**Problem description**
Each line containing the word "legend" must be collected.

**Extracted entries**
::::

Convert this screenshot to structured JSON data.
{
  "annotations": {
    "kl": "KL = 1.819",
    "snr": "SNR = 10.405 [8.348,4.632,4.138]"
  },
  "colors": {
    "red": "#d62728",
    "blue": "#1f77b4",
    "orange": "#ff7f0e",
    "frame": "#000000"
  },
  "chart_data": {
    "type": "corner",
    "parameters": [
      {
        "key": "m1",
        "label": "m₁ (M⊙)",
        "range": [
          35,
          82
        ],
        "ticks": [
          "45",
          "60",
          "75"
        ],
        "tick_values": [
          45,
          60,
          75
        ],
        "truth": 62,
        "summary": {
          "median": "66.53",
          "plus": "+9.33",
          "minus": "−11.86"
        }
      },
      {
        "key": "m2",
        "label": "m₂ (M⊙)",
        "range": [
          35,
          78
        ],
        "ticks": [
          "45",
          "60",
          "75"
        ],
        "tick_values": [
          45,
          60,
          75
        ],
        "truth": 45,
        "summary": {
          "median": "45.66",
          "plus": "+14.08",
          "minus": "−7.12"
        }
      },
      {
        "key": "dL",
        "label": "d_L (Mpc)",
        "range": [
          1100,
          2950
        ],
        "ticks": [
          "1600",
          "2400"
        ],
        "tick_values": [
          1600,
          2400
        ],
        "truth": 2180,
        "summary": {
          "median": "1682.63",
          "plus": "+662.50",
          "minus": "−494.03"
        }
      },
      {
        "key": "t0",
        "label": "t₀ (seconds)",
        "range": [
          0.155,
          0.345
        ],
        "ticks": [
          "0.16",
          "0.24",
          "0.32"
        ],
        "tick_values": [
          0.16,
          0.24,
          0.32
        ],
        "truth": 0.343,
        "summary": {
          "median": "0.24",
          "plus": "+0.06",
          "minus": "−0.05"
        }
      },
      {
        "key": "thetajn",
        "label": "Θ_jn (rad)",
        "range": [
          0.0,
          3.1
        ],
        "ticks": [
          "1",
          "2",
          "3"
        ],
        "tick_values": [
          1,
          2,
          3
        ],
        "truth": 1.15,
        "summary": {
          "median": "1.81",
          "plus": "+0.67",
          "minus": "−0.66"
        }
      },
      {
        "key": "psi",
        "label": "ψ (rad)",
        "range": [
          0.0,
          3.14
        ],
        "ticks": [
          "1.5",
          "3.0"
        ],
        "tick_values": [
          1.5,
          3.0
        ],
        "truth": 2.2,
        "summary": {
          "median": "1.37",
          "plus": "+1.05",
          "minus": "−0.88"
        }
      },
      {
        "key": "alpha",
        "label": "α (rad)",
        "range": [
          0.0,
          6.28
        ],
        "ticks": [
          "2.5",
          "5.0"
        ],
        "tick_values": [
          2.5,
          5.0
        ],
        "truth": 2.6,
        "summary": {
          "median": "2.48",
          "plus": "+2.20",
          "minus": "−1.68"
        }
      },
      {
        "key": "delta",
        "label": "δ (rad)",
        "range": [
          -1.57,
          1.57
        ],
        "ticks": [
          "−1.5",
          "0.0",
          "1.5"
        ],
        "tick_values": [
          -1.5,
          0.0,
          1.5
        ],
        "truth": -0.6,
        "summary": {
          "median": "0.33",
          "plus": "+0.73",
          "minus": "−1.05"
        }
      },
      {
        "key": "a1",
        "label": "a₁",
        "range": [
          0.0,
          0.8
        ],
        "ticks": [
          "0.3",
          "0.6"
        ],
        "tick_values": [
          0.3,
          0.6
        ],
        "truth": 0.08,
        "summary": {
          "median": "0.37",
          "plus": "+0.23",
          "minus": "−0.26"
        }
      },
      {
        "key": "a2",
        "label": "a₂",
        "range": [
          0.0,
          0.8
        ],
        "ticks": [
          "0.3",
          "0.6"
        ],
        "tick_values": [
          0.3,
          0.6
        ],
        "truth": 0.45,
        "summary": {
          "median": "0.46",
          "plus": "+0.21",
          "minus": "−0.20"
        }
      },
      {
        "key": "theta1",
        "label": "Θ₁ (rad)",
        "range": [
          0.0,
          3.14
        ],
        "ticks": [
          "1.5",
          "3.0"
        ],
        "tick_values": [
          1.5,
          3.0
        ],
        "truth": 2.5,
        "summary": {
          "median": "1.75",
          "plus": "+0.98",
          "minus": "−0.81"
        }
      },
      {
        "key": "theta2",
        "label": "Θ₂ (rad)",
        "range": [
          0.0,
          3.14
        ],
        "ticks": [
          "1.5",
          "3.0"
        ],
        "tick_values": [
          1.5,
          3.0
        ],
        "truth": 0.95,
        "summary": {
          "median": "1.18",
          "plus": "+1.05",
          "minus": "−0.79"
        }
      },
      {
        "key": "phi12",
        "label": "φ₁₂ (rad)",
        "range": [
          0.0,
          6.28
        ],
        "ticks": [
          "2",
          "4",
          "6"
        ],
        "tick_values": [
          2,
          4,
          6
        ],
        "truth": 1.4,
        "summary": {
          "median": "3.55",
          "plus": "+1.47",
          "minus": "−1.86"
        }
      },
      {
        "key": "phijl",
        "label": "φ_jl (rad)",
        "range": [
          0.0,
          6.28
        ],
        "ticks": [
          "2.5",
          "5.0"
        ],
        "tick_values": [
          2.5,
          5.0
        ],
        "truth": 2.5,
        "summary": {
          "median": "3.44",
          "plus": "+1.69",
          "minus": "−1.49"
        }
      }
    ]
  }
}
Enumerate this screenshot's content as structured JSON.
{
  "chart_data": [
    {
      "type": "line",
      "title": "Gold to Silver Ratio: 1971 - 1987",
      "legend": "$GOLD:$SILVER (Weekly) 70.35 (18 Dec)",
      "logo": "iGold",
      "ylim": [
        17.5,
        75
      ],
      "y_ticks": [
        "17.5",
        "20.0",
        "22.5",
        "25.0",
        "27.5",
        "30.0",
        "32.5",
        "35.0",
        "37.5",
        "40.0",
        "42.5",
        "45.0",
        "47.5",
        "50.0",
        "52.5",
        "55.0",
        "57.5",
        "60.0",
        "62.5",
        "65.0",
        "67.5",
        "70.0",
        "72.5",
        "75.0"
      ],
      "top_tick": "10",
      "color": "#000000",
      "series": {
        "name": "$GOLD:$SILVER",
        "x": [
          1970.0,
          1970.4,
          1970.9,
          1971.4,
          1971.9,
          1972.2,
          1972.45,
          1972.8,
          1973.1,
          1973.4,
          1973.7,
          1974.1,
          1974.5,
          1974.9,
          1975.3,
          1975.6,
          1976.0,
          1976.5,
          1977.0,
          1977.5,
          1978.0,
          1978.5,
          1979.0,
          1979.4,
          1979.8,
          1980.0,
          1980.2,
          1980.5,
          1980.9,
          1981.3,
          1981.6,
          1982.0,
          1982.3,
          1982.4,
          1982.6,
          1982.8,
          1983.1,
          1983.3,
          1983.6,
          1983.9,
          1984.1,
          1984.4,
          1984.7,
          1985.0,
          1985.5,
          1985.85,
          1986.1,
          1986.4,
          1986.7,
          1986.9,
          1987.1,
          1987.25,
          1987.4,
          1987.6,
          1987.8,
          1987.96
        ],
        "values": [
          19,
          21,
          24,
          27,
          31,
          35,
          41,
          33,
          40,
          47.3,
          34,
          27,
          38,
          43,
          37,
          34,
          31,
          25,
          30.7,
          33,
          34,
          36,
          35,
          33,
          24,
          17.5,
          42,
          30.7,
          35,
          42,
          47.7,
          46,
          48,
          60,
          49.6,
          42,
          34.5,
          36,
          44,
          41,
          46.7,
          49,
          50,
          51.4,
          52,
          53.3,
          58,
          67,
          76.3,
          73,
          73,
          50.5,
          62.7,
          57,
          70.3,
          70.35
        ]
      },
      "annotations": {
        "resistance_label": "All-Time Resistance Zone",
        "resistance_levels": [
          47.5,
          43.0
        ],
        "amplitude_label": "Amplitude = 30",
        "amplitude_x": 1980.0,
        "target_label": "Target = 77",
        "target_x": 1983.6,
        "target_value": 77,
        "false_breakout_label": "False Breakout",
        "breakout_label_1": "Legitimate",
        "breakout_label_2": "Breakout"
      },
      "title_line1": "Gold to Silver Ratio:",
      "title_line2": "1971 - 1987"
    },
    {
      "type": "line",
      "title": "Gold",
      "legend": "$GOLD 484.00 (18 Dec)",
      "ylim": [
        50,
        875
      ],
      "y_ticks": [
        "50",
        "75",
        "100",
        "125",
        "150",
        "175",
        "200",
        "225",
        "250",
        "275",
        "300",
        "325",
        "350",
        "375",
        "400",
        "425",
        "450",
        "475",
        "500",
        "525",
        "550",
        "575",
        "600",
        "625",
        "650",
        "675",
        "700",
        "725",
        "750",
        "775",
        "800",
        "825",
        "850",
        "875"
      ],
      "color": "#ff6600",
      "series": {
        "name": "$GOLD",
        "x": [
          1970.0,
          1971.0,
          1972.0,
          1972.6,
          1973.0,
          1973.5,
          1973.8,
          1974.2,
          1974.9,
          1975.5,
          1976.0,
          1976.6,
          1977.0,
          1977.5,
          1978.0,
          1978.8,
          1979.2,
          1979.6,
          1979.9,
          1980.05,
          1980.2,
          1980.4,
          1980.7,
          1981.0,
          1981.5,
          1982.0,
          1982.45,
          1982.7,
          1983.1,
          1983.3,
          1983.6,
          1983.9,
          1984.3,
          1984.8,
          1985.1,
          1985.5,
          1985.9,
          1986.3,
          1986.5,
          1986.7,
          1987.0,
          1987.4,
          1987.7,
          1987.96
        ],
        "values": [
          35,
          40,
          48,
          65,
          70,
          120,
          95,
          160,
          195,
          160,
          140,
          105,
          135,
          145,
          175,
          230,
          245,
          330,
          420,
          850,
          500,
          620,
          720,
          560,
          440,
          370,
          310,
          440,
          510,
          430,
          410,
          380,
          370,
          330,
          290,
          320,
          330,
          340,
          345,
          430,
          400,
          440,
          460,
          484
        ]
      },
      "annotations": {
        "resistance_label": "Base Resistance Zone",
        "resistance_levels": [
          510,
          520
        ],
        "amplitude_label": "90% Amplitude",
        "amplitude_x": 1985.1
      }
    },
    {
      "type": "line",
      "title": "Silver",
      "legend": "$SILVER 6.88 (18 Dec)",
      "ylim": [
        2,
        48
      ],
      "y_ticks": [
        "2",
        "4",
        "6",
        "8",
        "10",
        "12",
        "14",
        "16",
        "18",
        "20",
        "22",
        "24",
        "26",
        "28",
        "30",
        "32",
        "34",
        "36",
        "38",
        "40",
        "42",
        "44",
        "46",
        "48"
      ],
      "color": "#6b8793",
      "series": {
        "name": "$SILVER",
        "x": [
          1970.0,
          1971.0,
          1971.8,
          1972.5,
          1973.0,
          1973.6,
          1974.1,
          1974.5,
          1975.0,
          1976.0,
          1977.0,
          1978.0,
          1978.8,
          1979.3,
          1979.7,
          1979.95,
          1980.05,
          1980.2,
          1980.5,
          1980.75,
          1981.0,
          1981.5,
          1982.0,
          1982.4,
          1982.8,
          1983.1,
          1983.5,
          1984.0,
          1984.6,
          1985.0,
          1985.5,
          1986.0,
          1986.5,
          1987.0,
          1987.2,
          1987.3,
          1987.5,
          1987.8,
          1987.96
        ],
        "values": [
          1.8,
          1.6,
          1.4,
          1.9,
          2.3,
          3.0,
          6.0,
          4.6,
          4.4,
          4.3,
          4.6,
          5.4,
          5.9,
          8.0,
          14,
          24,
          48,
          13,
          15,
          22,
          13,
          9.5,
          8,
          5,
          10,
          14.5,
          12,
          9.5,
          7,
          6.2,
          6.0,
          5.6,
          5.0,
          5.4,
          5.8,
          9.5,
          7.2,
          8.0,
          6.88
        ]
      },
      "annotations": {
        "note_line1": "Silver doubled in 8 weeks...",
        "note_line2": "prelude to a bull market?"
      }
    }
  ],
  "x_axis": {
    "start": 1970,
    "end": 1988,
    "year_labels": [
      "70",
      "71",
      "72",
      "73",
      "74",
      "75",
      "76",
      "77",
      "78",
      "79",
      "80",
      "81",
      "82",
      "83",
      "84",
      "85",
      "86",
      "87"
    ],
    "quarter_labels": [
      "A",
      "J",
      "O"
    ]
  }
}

::::

**Written solution**
      "legend": "$GOLD:$SILVER (Weekly) 70.35 (18 Dec)",
      "legend": "$GOLD 484.00 (18 Dec)",
      "legend": "$SILVER 6.88 (18 Dec)",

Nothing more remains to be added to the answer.